GIVEN PROBLEM:
Report every line in the listing below where the string "totalspread" shows up.

SUPPLIED RECORDS:
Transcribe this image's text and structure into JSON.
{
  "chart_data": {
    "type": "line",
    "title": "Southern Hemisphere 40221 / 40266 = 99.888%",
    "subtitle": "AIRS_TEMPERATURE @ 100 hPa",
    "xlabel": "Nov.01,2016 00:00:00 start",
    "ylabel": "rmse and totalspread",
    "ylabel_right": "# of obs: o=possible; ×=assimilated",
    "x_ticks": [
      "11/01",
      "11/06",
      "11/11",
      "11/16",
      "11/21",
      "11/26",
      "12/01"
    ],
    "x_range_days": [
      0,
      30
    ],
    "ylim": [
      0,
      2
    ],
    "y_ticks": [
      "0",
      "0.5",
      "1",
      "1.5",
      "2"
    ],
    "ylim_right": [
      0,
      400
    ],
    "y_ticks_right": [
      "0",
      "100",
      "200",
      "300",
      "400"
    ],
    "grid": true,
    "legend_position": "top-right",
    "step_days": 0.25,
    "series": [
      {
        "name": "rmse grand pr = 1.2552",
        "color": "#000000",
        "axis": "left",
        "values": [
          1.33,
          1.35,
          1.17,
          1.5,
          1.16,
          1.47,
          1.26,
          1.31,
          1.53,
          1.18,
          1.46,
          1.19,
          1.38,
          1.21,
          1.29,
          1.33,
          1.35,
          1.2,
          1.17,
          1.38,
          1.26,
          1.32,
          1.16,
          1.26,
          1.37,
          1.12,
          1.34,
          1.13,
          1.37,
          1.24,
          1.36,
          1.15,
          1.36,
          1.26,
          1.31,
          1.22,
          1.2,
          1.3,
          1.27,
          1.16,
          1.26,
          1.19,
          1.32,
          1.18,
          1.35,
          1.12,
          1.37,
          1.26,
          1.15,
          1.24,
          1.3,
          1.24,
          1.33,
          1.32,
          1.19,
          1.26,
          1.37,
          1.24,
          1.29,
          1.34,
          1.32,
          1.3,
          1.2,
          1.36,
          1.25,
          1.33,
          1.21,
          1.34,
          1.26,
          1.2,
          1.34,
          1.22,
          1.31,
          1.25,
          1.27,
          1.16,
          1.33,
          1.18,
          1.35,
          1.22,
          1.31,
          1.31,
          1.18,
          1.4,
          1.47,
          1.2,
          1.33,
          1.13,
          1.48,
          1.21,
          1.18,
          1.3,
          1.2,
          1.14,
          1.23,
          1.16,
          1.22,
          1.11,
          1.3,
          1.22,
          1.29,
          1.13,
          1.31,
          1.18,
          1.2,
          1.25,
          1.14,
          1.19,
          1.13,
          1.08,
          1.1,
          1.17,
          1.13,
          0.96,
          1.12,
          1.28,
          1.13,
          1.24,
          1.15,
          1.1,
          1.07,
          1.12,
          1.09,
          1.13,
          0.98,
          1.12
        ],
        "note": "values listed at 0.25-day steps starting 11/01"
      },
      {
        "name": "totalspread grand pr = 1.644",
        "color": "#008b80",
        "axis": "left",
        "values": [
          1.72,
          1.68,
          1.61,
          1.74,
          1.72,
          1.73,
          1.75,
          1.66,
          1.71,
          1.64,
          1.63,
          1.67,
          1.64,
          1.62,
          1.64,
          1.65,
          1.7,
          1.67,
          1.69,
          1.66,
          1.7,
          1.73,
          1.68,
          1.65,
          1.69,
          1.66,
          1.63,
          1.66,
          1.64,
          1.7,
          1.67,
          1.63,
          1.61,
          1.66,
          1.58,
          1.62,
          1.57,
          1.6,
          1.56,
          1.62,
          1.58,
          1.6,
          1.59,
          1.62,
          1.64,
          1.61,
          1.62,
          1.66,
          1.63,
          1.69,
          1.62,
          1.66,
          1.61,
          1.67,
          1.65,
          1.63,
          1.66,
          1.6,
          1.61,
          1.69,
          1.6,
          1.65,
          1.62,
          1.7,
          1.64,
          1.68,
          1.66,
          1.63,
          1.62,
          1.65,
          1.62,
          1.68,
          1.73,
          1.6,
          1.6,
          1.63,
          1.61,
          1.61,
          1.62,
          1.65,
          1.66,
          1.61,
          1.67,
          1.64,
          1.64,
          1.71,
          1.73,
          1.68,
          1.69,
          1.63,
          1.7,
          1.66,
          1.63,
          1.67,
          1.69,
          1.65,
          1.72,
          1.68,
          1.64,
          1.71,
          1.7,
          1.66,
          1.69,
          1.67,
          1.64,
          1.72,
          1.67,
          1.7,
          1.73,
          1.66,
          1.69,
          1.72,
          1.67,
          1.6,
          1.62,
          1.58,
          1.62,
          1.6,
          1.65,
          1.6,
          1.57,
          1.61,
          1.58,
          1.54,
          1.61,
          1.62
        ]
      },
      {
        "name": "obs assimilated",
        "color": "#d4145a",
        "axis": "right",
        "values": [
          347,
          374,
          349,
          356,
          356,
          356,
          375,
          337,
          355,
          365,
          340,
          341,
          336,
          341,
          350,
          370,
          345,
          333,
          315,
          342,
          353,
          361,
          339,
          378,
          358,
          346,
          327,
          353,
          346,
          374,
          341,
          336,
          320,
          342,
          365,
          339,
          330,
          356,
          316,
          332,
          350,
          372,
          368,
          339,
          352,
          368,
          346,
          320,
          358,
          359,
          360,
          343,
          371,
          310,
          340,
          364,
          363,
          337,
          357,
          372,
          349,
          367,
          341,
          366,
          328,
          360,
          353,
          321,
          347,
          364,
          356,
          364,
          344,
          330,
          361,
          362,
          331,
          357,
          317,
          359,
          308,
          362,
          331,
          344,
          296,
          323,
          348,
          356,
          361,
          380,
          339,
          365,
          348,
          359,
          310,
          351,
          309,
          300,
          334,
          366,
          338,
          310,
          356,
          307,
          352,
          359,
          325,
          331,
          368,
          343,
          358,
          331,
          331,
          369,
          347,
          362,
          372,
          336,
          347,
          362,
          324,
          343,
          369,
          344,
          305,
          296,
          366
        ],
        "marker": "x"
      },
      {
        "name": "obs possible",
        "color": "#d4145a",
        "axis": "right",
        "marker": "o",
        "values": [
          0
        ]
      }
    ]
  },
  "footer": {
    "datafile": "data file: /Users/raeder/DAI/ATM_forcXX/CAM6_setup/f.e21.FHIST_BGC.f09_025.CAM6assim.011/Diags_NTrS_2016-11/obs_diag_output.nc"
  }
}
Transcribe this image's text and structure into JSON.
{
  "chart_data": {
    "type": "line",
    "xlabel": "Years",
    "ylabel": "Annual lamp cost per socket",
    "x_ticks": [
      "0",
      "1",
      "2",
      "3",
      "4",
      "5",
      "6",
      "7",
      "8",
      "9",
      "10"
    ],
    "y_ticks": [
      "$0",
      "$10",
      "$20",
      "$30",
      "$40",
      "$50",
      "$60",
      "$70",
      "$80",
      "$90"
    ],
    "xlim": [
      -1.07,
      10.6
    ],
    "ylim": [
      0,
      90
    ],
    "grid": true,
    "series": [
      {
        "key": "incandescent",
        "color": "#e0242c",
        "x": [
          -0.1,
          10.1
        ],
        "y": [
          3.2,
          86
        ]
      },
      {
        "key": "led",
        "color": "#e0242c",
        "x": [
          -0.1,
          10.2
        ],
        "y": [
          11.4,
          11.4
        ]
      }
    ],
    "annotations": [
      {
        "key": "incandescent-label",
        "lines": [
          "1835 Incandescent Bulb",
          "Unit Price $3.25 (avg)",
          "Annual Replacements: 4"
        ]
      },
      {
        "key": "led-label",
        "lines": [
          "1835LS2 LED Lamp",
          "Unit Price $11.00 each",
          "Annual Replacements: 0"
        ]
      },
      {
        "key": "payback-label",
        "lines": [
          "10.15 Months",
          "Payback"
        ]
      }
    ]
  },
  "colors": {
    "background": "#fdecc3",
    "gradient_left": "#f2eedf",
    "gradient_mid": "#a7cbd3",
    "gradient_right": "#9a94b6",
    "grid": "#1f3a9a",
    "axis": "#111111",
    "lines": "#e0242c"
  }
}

REPLY:
    "ylabel": "rmse and totalspread",
        "name": "totalspread grand pr = 1.644",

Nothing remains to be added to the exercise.